TASK DETAILS – Pictures aside, write out every record exactly as it appears.

---------- STORED DATA ----------

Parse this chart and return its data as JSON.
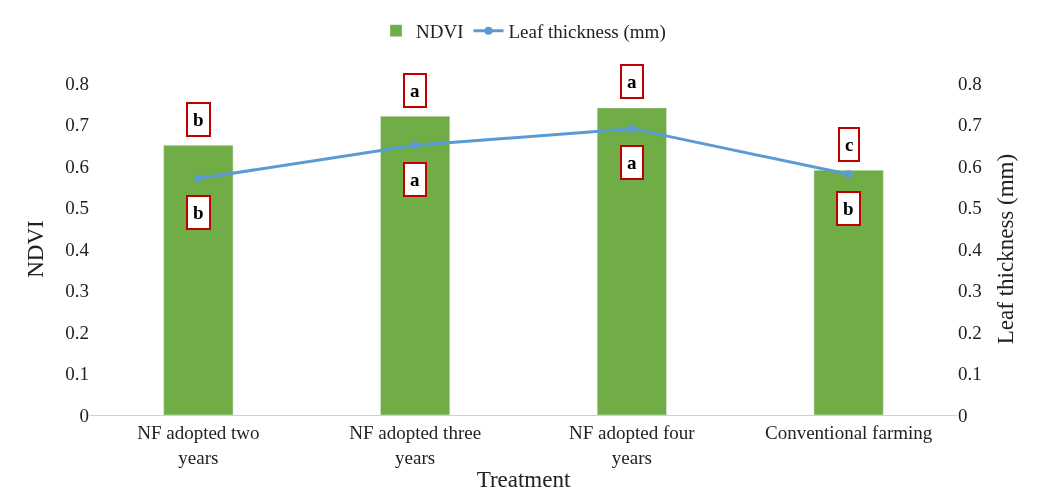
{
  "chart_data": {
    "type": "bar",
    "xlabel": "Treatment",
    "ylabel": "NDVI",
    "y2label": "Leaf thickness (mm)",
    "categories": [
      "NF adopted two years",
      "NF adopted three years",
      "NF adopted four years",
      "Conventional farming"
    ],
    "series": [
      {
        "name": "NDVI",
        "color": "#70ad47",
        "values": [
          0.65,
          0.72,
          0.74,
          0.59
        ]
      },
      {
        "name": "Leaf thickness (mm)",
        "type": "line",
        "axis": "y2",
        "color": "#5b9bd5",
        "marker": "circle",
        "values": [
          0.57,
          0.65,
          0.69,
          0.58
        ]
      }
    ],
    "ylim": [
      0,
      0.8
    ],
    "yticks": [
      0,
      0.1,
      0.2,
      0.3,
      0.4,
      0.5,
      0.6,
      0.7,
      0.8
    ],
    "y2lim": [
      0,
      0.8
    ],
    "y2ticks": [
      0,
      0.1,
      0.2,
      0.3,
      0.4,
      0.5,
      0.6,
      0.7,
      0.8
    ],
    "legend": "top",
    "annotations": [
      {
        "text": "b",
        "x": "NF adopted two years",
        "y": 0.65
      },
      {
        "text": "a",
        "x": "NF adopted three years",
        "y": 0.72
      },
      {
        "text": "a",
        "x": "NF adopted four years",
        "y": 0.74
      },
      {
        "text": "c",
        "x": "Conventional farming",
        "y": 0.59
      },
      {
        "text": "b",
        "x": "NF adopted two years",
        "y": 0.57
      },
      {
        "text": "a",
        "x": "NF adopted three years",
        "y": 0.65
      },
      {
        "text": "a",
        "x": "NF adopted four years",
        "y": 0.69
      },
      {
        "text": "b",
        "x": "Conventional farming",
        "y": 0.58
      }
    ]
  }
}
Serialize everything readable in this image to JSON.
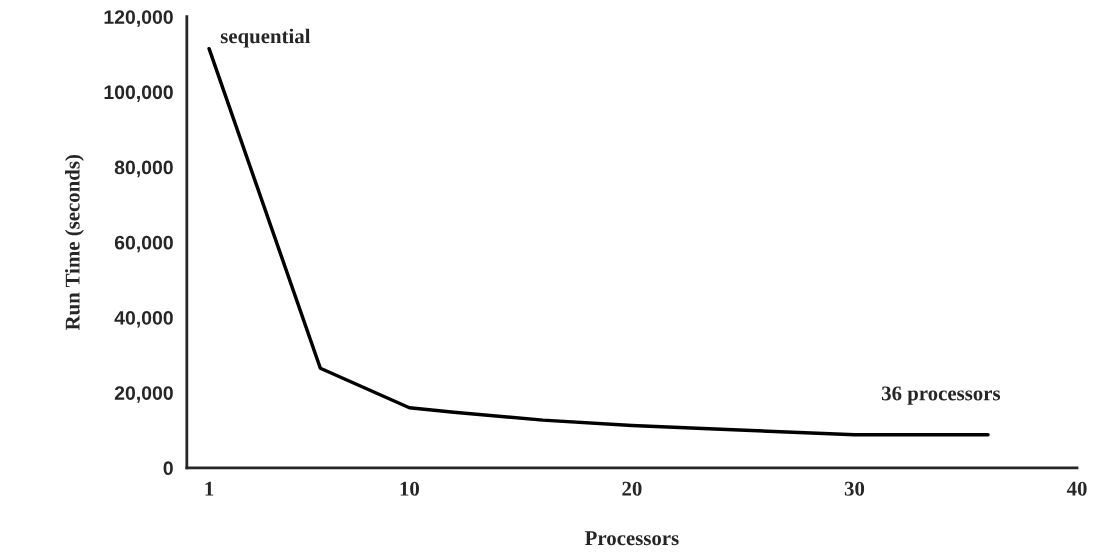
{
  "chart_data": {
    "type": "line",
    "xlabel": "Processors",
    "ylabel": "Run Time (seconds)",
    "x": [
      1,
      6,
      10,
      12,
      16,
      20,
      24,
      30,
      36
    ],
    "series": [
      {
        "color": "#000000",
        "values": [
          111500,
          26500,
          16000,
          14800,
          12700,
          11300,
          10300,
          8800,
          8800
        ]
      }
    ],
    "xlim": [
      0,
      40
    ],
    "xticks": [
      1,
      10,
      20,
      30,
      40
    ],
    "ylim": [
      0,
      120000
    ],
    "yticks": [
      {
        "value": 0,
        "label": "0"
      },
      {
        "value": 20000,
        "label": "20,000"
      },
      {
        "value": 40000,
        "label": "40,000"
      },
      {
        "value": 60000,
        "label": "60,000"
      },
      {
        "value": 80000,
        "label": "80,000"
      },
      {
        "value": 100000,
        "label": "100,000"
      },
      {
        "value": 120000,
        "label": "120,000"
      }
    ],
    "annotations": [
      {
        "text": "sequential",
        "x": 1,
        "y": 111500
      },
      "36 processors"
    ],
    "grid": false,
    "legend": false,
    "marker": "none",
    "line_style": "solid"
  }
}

----------

OUTPUT OF THE TASK –
Parse this chart and return its data as JSON.
{
  "chart_data": {
    "type": "bar",
    "xlabel": "Treatment",
    "ylabel": "NDVI",
    "y2label": "Leaf thickness (mm)",
    "categories": [
      "NF adopted two years",
      "NF adopted three years",
      "NF adopted four years",
      "Conventional farming"
    ],
    "series": [
      {
        "name": "NDVI",
        "color": "#70ad47",
        "values": [
          0.65,
          0.72,
          0.74,
          0.59
        ]
      },
      {
        "name": "Leaf thickness (mm)",
        "type": "line",
        "axis": "y2",
        "color": "#5b9bd5",
        "marker": "circle",
        "values": [
          0.57,
          0.65,
          0.69,
          0.58
        ]
      }
    ],
    "ylim": [
      0,
      0.8
    ],
    "yticks": [
      0,
      0.1,
      0.2,
      0.3,
      0.4,
      0.5,
      0.6,
      0.7,
      0.8
    ],
    "y2lim": [
      0,
      0.8
    ],
    "y2ticks": [
      0,
      0.1,
      0.2,
      0.3,
      0.4,
      0.5,
      0.6,
      0.7,
      0.8
    ],
    "legend": "top",
    "annotations": [
      {
        "text": "b",
        "x": "NF adopted two years",
        "y": 0.65
      },
      {
        "text": "a",
        "x": "NF adopted three years",
        "y": 0.72
      },
      {
        "text": "a",
        "x": "NF adopted four years",
        "y": 0.74
      },
      {
        "text": "c",
        "x": "Conventional farming",
        "y": 0.59
      },
      {
        "text": "b",
        "x": "NF adopted two years",
        "y": 0.57
      },
      {
        "text": "a",
        "x": "NF adopted three years",
        "y": 0.65
      },
      {
        "text": "a",
        "x": "NF adopted four years",
        "y": 0.69
      },
      {
        "text": "b",
        "x": "Conventional farming",
        "y": 0.58
      }
    ]
  }
}
Serialize everything readable in this image to JSON.
{
  "chart_data": {
    "type": "line",
    "xlabel": "Processors",
    "ylabel": "Run Time (seconds)",
    "x": [
      1,
      6,
      10,
      12,
      16,
      20,
      24,
      30,
      36
    ],
    "series": [
      {
        "color": "#000000",
        "values": [
          111500,
          26500,
          16000,
          14800,
          12700,
          11300,
          10300,
          8800,
          8800
        ]
      }
    ],
    "xlim": [
      0,
      40
    ],
    "xticks": [
      1,
      10,
      20,
      30,
      40
    ],
    "ylim": [
      0,
      120000
    ],
    "yticks": [
      {
        "value": 0,
        "label": "0"
      },
      {
        "value": 20000,
        "label": "20,000"
      },
      {
        "value": 40000,
        "label": "40,000"
      },
      {
        "value": 60000,
        "label": "60,000"
      },
      {
        "value": 80000,
        "label": "80,000"
      },
      {
        "value": 100000,
        "label": "100,000"
      },
      {
        "value": 120000,
        "label": "120,000"
      }
    ],
    "annotations": [
      {
        "text": "sequential",
        "x": 1,
        "y": 111500
      },
      "36 processors"
    ],
    "grid": false,
    "legend": false,
    "marker": "none",
    "line_style": "solid"
  }
}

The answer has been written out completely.